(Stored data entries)
========================================================================
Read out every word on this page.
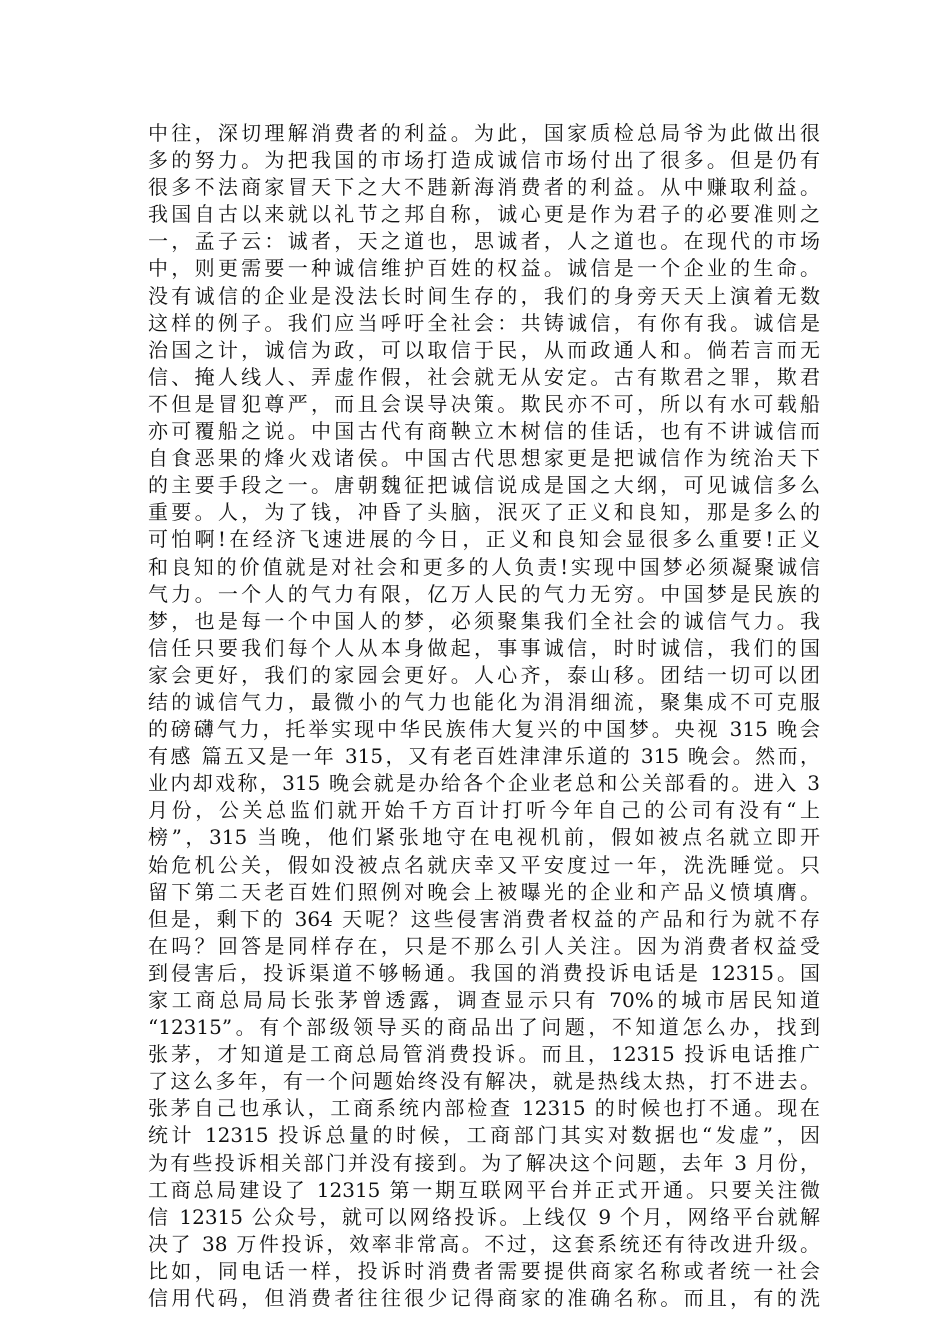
中往，深切理解消费者的利益。为此，国家质检总局爷为此做出很
多的努力。为把我国的市场打造成诚信市场付出了很多。但是仍有
很多不法商家冒天下之大不韪新海消费者的利益。从中赚取利益。
我国自古以来就以礼节之邦自称，诚心更是作为君子的必要准则之
一，孟子云：诚者，天之道也，思诚者，人之道也。在现代的市场
中，则更需要一种诚信维护百姓的权益。诚信是一个企业的生命。
没有诚信的企业是没法长时间生存的，我们的身旁天天上演着无数
这样的例子。我们应当呼吁全社会：共铸诚信，有你有我。诚信是
治国之计，诚信为政，可以取信于民，从而政通人和。倘若言而无
信、掩人线人、弄虚作假，社会就无从安定。古有欺君之罪，欺君
不但是冒犯尊严，而且会误导决策。欺民亦不可，所以有水可载船
亦可覆船之说。中国古代有商鞅立木树信的佳话，也有不讲诚信而
自食恶果的烽火戏诸侯。中国古代思想家更是把诚信作为统治天下
的主要手段之一。唐朝魏征把诚信说成是国之大纲，可见诚信多么
重要。人，为了钱，冲昏了头脑，泯灭了正义和良知，那是多么的
可怕啊!在经济飞速进展的今日，正义和良知会显很多么重要!正义
和良知的价值就是对社会和更多的人负责!实现中国梦必须凝聚诚信
气力。一个人的气力有限，亿万人民的气力无穷。中国梦是民族的
梦，也是每一个中国人的梦，必须聚集我们全社会的诚信气力。我
信任只要我们每个人从本身做起，事事诚信，时时诚信，我们的国
家会更好，我们的家园会更好。人心齐，泰山移。团结一切可以团
结的诚信气力，最微小的气力也能化为涓涓细流，聚集成不可克服
的磅礴气力，托举实现中华民族伟大复兴的中国梦。央视 315 晚会
有感 篇五又是一年 315，又有老百姓津津乐道的 315 晚会。然而，
业内却戏称，315 晚会就是办给各个企业老总和公关部看的。进入 3
月份，公关总监们就开始千方百计打听今年自己的公司有没有“上
榜”，315 当晚，他们紧张地守在电视机前，假如被点名就立即开
始危机公关，假如没被点名就庆幸又平安度过一年，洗洗睡觉。只
留下第二天老百姓们照例对晚会上被曝光的企业和产品义愤填膺。
但是，剩下的 364 天呢？这些侵害消费者权益的产品和行为就不存
在吗？回答是同样存在，只是不那么引人关注。因为消费者权益受
到侵害后，投诉渠道不够畅通。我国的消费投诉电话是 12315。国
家工商总局局长张茅曾透露，调查显示只有 70%的城市居民知道
“12315”。有个部级领导买的商品出了问题，不知道怎么办，找到
张茅，才知道是工商总局管消费投诉。而且，12315 投诉电话推广
了这么多年，有一个问题始终没有解决，就是热线太热，打不进去。
张茅自己也承认，工商系统内部检查 12315 的时候也打不通。现在
统计 12315 投诉总量的时候，工商部门其实对数据也“发虚”，因
为有些投诉相关部门并没有接到。为了解决这个问题，去年 3 月份，
工商总局建设了 12315 第一期互联网平台并正式开通。只要关注微
信 12315 公众号，就可以网络投诉。上线仅 9 个月，网络平台就解
决了 38 万件投诉，效率非常高。不过，这套系统还有待改进升级。
比如，同电话一样，投诉时消费者需要提供商家名称或者统一社会
信用代码，但消费者往往很少记得商家的准确名称。而且，有的洗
========================================================================
* Given instruction:
Output the entries above exactly, without their pictures.

* Output below:
Read out every word on this page.
中往，深切理解消费者的利益。为此，国家质检总局爷为此做出很
多的努力。为把我国的市场打造成诚信市场付出了很多。但是仍有
很多不法商家冒天下之大不韪新海消费者的利益。从中赚取利益。
我国自古以来就以礼节之邦自称，诚心更是作为君子的必要准则之
一，孟子云：诚者，天之道也，思诚者，人之道也。在现代的市场
中，则更需要一种诚信维护百姓的权益。诚信是一个企业的生命。
没有诚信的企业是没法长时间生存的，我们的身旁天天上演着无数
这样的例子。我们应当呼吁全社会：共铸诚信，有你有我。诚信是
治国之计，诚信为政，可以取信于民，从而政通人和。倘若言而无
信、掩人线人、弄虚作假，社会就无从安定。古有欺君之罪，欺君
不但是冒犯尊严，而且会误导决策。欺民亦不可，所以有水可载船
亦可覆船之说。中国古代有商鞅立木树信的佳话，也有不讲诚信而
自食恶果的烽火戏诸侯。中国古代思想家更是把诚信作为统治天下
的主要手段之一。唐朝魏征把诚信说成是国之大纲，可见诚信多么
重要。人，为了钱，冲昏了头脑，泯灭了正义和良知，那是多么的
可怕啊!在经济飞速进展的今日，正义和良知会显很多么重要!正义
和良知的价值就是对社会和更多的人负责!实现中国梦必须凝聚诚信
气力。一个人的气力有限，亿万人民的气力无穷。中国梦是民族的
梦，也是每一个中国人的梦，必须聚集我们全社会的诚信气力。我
信任只要我们每个人从本身做起，事事诚信，时时诚信，我们的国
家会更好，我们的家园会更好。人心齐，泰山移。团结一切可以团
结的诚信气力，最微小的气力也能化为涓涓细流，聚集成不可克服
的磅礴气力，托举实现中华民族伟大复兴的中国梦。央视 315 晚会
有感 篇五又是一年 315，又有老百姓津津乐道的 315 晚会。然而，
业内却戏称，315 晚会就是办给各个企业老总和公关部看的。进入 3
月份，公关总监们就开始千方百计打听今年自己的公司有没有“上
榜”，315 当晚，他们紧张地守在电视机前，假如被点名就立即开
始危机公关，假如没被点名就庆幸又平安度过一年，洗洗睡觉。只
留下第二天老百姓们照例对晚会上被曝光的企业和产品义愤填膺。
但是，剩下的 364 天呢？这些侵害消费者权益的产品和行为就不存
在吗？回答是同样存在，只是不那么引人关注。因为消费者权益受
到侵害后，投诉渠道不够畅通。我国的消费投诉电话是 12315。国
家工商总局局长张茅曾透露，调查显示只有 70%的城市居民知道
“12315”。有个部级领导买的商品出了问题，不知道怎么办，找到
张茅，才知道是工商总局管消费投诉。而且，12315 投诉电话推广
了这么多年，有一个问题始终没有解决，就是热线太热，打不进去。
张茅自己也承认，工商系统内部检查 12315 的时候也打不通。现在
统计 12315 投诉总量的时候，工商部门其实对数据也“发虚”，因
为有些投诉相关部门并没有接到。为了解决这个问题，去年 3 月份，
工商总局建设了 12315 第一期互联网平台并正式开通。只要关注微
信 12315 公众号，就可以网络投诉。上线仅 9 个月，网络平台就解
决了 38 万件投诉，效率非常高。不过，这套系统还有待改进升级。
比如，同电话一样，投诉时消费者需要提供商家名称或者统一社会
信用代码，但消费者往往很少记得商家的准确名称。而且，有的洗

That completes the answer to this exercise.